Present every line in which the string "Extract" appears.

Data entries for graphics:
-=-=-

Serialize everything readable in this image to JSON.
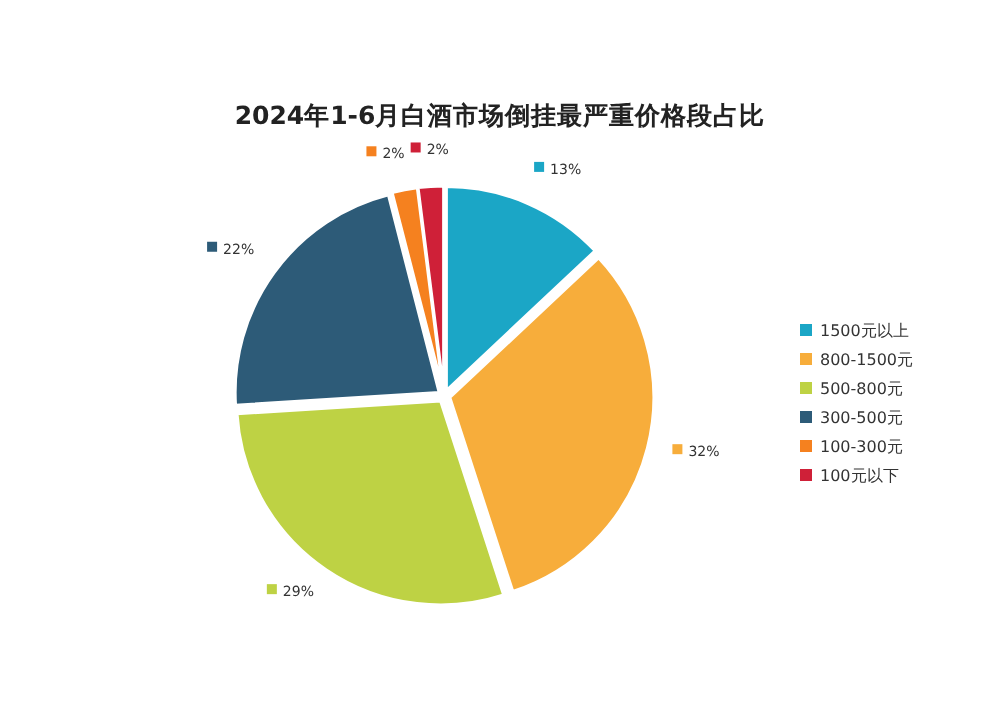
{
  "chart_data": {
    "type": "pie",
    "title": "2024年1-6月白酒市场倒挂最严重价格段占比",
    "categories": [
      "1500元以上",
      "800-1500元",
      "500-800元",
      "300-500元",
      "100-300元",
      "100元以下"
    ],
    "values": [
      13,
      32,
      29,
      22,
      2,
      2
    ],
    "colors": [
      "#1ba6c6",
      "#f7ad3b",
      "#bed244",
      "#2d5b78",
      "#f5811f",
      "#cf2038"
    ],
    "value_labels": [
      "13%",
      "32%",
      "29%",
      "22%",
      "2%",
      "2%"
    ],
    "legend": "right"
  }
}
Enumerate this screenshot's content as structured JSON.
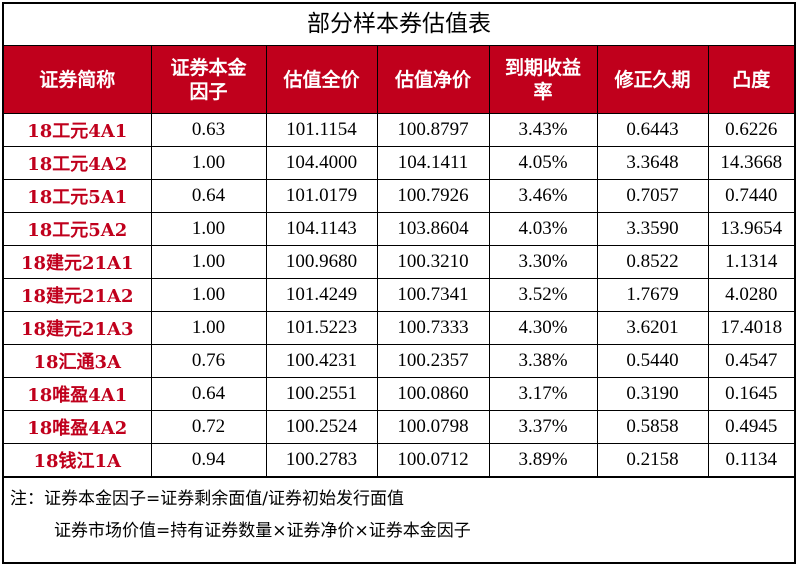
{
  "title": "部分样本券估值表",
  "headers": [
    "证券简称",
    "证券本金因子",
    "估值全价",
    "估值净价",
    "到期收益率",
    "修正久期",
    "凸度"
  ],
  "rows": [
    [
      "18工元4A1",
      "0.63",
      "101.1154",
      "100.8797",
      "3.43%",
      "0.6443",
      "0.6226"
    ],
    [
      "18工元4A2",
      "1.00",
      "104.4000",
      "104.1411",
      "4.05%",
      "3.3648",
      "14.3668"
    ],
    [
      "18工元5A1",
      "0.64",
      "101.0179",
      "100.7926",
      "3.46%",
      "0.7057",
      "0.7440"
    ],
    [
      "18工元5A2",
      "1.00",
      "104.1143",
      "103.8604",
      "4.03%",
      "3.3590",
      "13.9654"
    ],
    [
      "18建元21A1",
      "1.00",
      "100.9680",
      "100.3210",
      "3.30%",
      "0.8522",
      "1.1314"
    ],
    [
      "18建元21A2",
      "1.00",
      "101.4249",
      "100.7341",
      "3.52%",
      "1.7679",
      "4.0280"
    ],
    [
      "18建元21A3",
      "1.00",
      "101.5223",
      "100.7333",
      "4.30%",
      "3.6201",
      "17.4018"
    ],
    [
      "18汇通3A",
      "0.76",
      "100.4231",
      "100.2357",
      "3.38%",
      "0.5440",
      "0.4547"
    ],
    [
      "18唯盈4A1",
      "0.64",
      "100.2551",
      "100.0860",
      "3.17%",
      "0.3190",
      "0.1645"
    ],
    [
      "18唯盈4A2",
      "0.72",
      "100.2524",
      "100.0798",
      "3.37%",
      "0.5858",
      "0.4945"
    ],
    [
      "18钱江1A",
      "0.94",
      "100.2783",
      "100.0712",
      "3.89%",
      "0.2158",
      "0.1134"
    ]
  ],
  "notes": [
    "注：证券本金因子=证券剩余面值/证券初始发行面值",
    "证券市场价值=持有证券数量×证券净价×证券本金因子"
  ],
  "colors": {
    "header_bg": "#c0001c",
    "name_text": "#c0001c"
  }
}
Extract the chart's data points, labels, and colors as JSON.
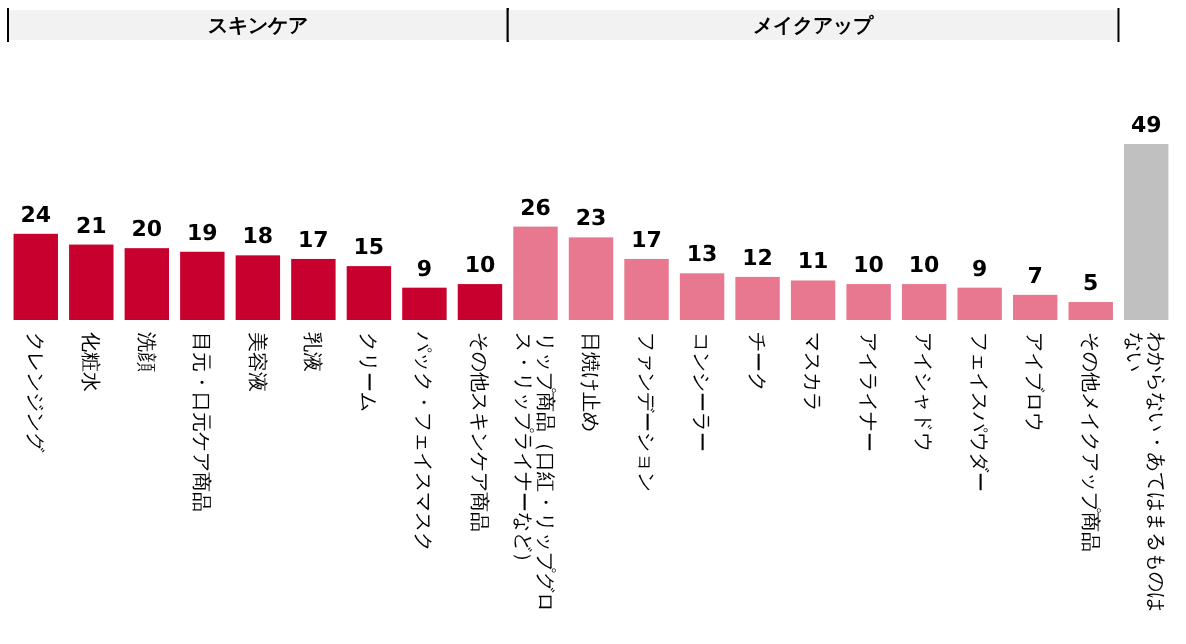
{
  "chart_data": {
    "type": "bar",
    "categories": [
      "クレンジング",
      "化粧水",
      "洗顔",
      "目元・口元ケア商品",
      "美容液",
      "乳液",
      "クリーム",
      "パック・フェイスマスク",
      "その他スキンケア商品",
      "リップ商品（口紅・リップグロス・リップライナーなど）",
      "日焼け止め",
      "ファンデーション",
      "コンシーラー",
      "チーク",
      "マスカラ",
      "アイライナー",
      "アイシャドウ",
      "フェイスパウダー",
      "アイブロウ",
      "その他メイクアップ商品",
      "わからない・あてはまるものはない"
    ],
    "values": [
      24,
      21,
      20,
      19,
      18,
      17,
      15,
      9,
      10,
      26,
      23,
      17,
      13,
      12,
      11,
      10,
      10,
      9,
      7,
      5,
      49
    ],
    "colors": [
      "#c8002d",
      "#c8002d",
      "#c8002d",
      "#c8002d",
      "#c8002d",
      "#c8002d",
      "#c8002d",
      "#c8002d",
      "#c8002d",
      "#e8788f",
      "#e8788f",
      "#e8788f",
      "#e8788f",
      "#e8788f",
      "#e8788f",
      "#e8788f",
      "#e8788f",
      "#e8788f",
      "#e8788f",
      "#e8788f",
      "#c0c0c0"
    ],
    "annotations": [
      "スキンケア",
      "メイクアップ"
    ],
    "data_labels": true
  }
}
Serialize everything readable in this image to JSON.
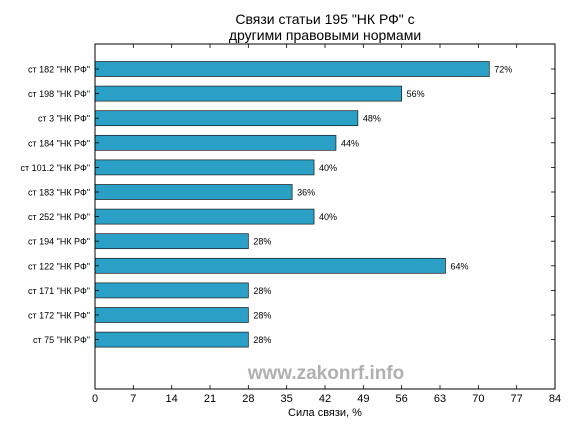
{
  "chart_data": {
    "type": "bar",
    "orientation": "horizontal",
    "title_line1": "Связи статьи 195 \"НК РФ\" с",
    "title_line2": "другими правовыми нормами",
    "xlabel": "Сила связи, %",
    "ylabel": "",
    "xlim": [
      0,
      84
    ],
    "xticks": [
      "0",
      "7",
      "14",
      "21",
      "28",
      "35",
      "42",
      "49",
      "56",
      "63",
      "70",
      "77",
      "84"
    ],
    "categories": [
      "ст 182 \"НК РФ\"",
      "ст 198 \"НК РФ\"",
      "ст 3 \"НК РФ\"",
      "ст 184 \"НК РФ\"",
      "ст 101.2 \"НК РФ\"",
      "ст 183 \"НК РФ\"",
      "ст 252 \"НК РФ\"",
      "ст 194 \"НК РФ\"",
      "ст 122 \"НК РФ\"",
      "ст 171 \"НК РФ\"",
      "ст 172 \"НК РФ\"",
      "ст 75 \"НК РФ\""
    ],
    "values": [
      72,
      56,
      48,
      44,
      40,
      36,
      40,
      28,
      64,
      28,
      28,
      28
    ],
    "value_labels": [
      "72%",
      "56%",
      "48%",
      "44%",
      "40%",
      "36%",
      "40%",
      "28%",
      "64%",
      "28%",
      "28%",
      "28%"
    ],
    "bar_color": "#2aa0c6",
    "grid": false,
    "legend": "none"
  },
  "watermark": {
    "text": "www.zakonrf.info",
    "color": "#b0b0b0"
  }
}
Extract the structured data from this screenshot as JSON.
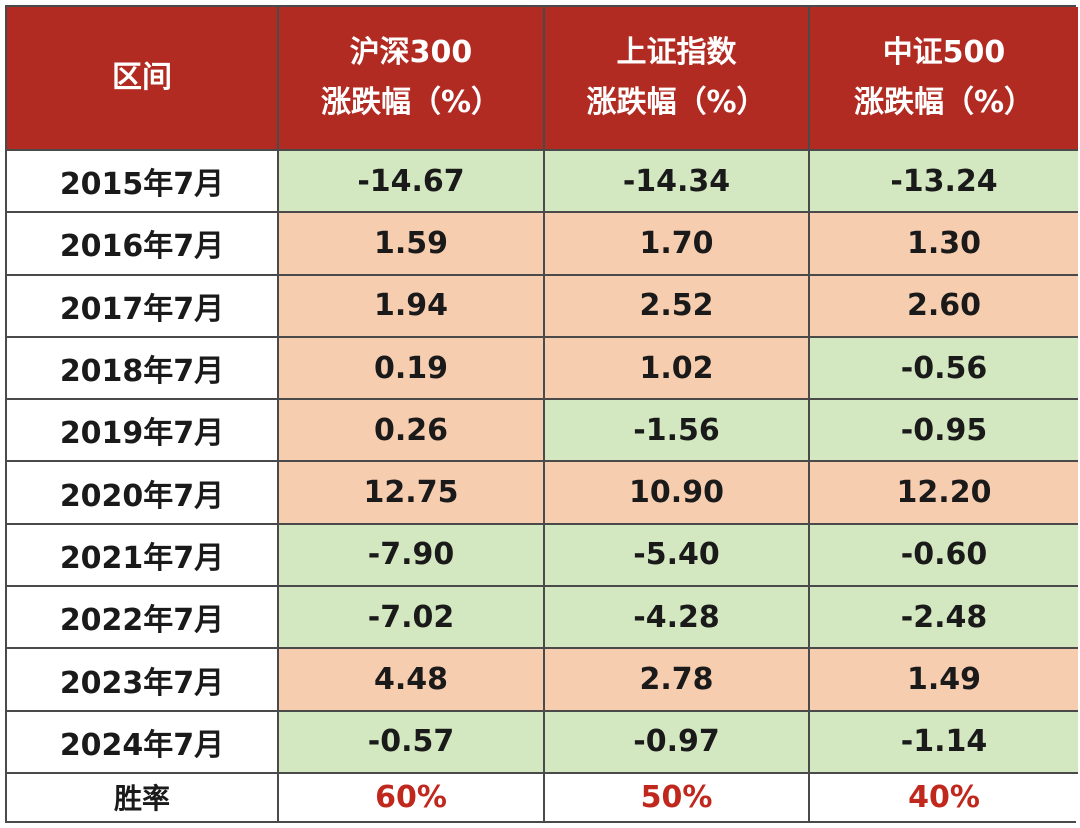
{
  "headers": [
    {
      "line1": "区间",
      "line2": ""
    },
    {
      "line1": "沪深300",
      "line2": "涨跌幅（%）"
    },
    {
      "line1": "上证指数",
      "line2": "涨跌幅（%）"
    },
    {
      "line1": "中证500",
      "line2": "涨跌幅（%）"
    }
  ],
  "rows": [
    {
      "period": "2015年7月",
      "hs300": "-14.67",
      "sh": "-14.34",
      "zz500": "-13.24"
    },
    {
      "period": "2016年7月",
      "hs300": "1.59",
      "sh": "1.70",
      "zz500": "1.30"
    },
    {
      "period": "2017年7月",
      "hs300": "1.94",
      "sh": "2.52",
      "zz500": "2.60"
    },
    {
      "period": "2018年7月",
      "hs300": "0.19",
      "sh": "1.02",
      "zz500": "-0.56"
    },
    {
      "period": "2019年7月",
      "hs300": "0.26",
      "sh": "-1.56",
      "zz500": "-0.95"
    },
    {
      "period": "2020年7月",
      "hs300": "12.75",
      "sh": "10.90",
      "zz500": "12.20"
    },
    {
      "period": "2021年7月",
      "hs300": "-7.90",
      "sh": "-5.40",
      "zz500": "-0.60"
    },
    {
      "period": "2022年7月",
      "hs300": "-7.02",
      "sh": "-4.28",
      "zz500": "-2.48"
    },
    {
      "period": "2023年7月",
      "hs300": "4.48",
      "sh": "2.78",
      "zz500": "1.49"
    },
    {
      "period": "2024年7月",
      "hs300": "-0.57",
      "sh": "-0.97",
      "zz500": "-1.14"
    }
  ],
  "summary": {
    "label": "胜率",
    "hs300": "60%",
    "sh": "50%",
    "zz500": "40%"
  },
  "colors": {
    "header_bg": "#b22b22",
    "positive_bg": "#f7cdb0",
    "negative_bg": "#d3e8c0",
    "rate_text": "#c0281e"
  }
}
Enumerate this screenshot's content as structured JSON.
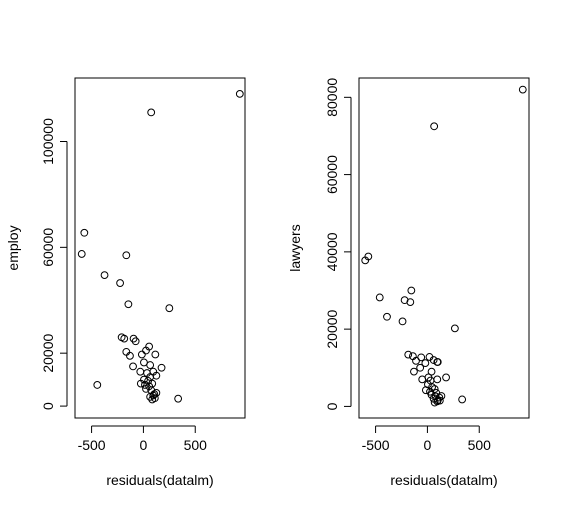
{
  "chart_data": [
    {
      "type": "scatter",
      "title": "",
      "xlabel": "residuals(datalm)",
      "ylabel": "employ",
      "xlim": [
        -660,
        980
      ],
      "ylim": [
        -4500,
        124000
      ],
      "xticks": [
        -500,
        0,
        500
      ],
      "xtick_labels": [
        "-500",
        "0",
        "500"
      ],
      "yticks": [
        0,
        20000,
        60000,
        100000
      ],
      "ytick_labels": [
        "0",
        "20000",
        "60000",
        "100000"
      ],
      "grid": false,
      "marker": "open-circle",
      "x": [
        930,
        75,
        -570,
        -595,
        -165,
        -225,
        -375,
        -145,
        250,
        -210,
        -185,
        -95,
        -75,
        55,
        25,
        -15,
        -165,
        -130,
        115,
        5,
        -100,
        175,
        65,
        95,
        125,
        -30,
        35,
        65,
        5,
        45,
        -25,
        15,
        85,
        55,
        25,
        75,
        125,
        105,
        95,
        65,
        110,
        85,
        335,
        -445
      ],
      "y": [
        118000,
        111000,
        65500,
        57500,
        57000,
        46500,
        49500,
        38500,
        37000,
        26000,
        25500,
        25500,
        24500,
        22500,
        21000,
        19500,
        20500,
        19000,
        19500,
        16500,
        15000,
        14500,
        15500,
        13000,
        11500,
        13000,
        12500,
        11000,
        10000,
        9500,
        8500,
        8000,
        8500,
        7500,
        6500,
        6000,
        5000,
        4500,
        4000,
        3500,
        3000,
        2500,
        2800,
        8000
      ]
    },
    {
      "type": "scatter",
      "title": "",
      "xlabel": "residuals(datalm)",
      "ylabel": "lawyers",
      "xlim": [
        -660,
        980
      ],
      "ylim": [
        -3000,
        85000
      ],
      "xticks": [
        -500,
        0,
        500
      ],
      "xtick_labels": [
        "-500",
        "0",
        "500"
      ],
      "yticks": [
        0,
        20000,
        40000,
        60000,
        80000
      ],
      "ytick_labels": [
        "0",
        "20000",
        "40000",
        "60000",
        "80000"
      ],
      "grid": false,
      "marker": "open-circle",
      "x": [
        920,
        65,
        -600,
        -570,
        -460,
        -390,
        -240,
        -155,
        -220,
        -165,
        265,
        20,
        100,
        -60,
        60,
        -140,
        -20,
        -110,
        95,
        -185,
        -70,
        180,
        40,
        95,
        -130,
        10,
        30,
        -50,
        5,
        45,
        70,
        -15,
        25,
        85,
        40,
        80,
        115,
        60,
        135,
        100,
        95,
        335,
        120,
        70
      ],
      "y": [
        82000,
        72500,
        37800,
        38800,
        28200,
        23200,
        22000,
        30000,
        27500,
        27000,
        20200,
        12800,
        11500,
        12700,
        12000,
        13000,
        11200,
        11800,
        11500,
        13400,
        10000,
        7500,
        9000,
        7000,
        9000,
        7500,
        6700,
        7000,
        5700,
        5000,
        4500,
        4200,
        3800,
        3500,
        3000,
        2600,
        2300,
        2000,
        2700,
        1600,
        1300,
        1800,
        1500,
        1000
      ]
    }
  ]
}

-=-=-

### The answer
Extract the chart's data points, labels, and colors as JSON.
Extract the structured data from this screenshot as JSON.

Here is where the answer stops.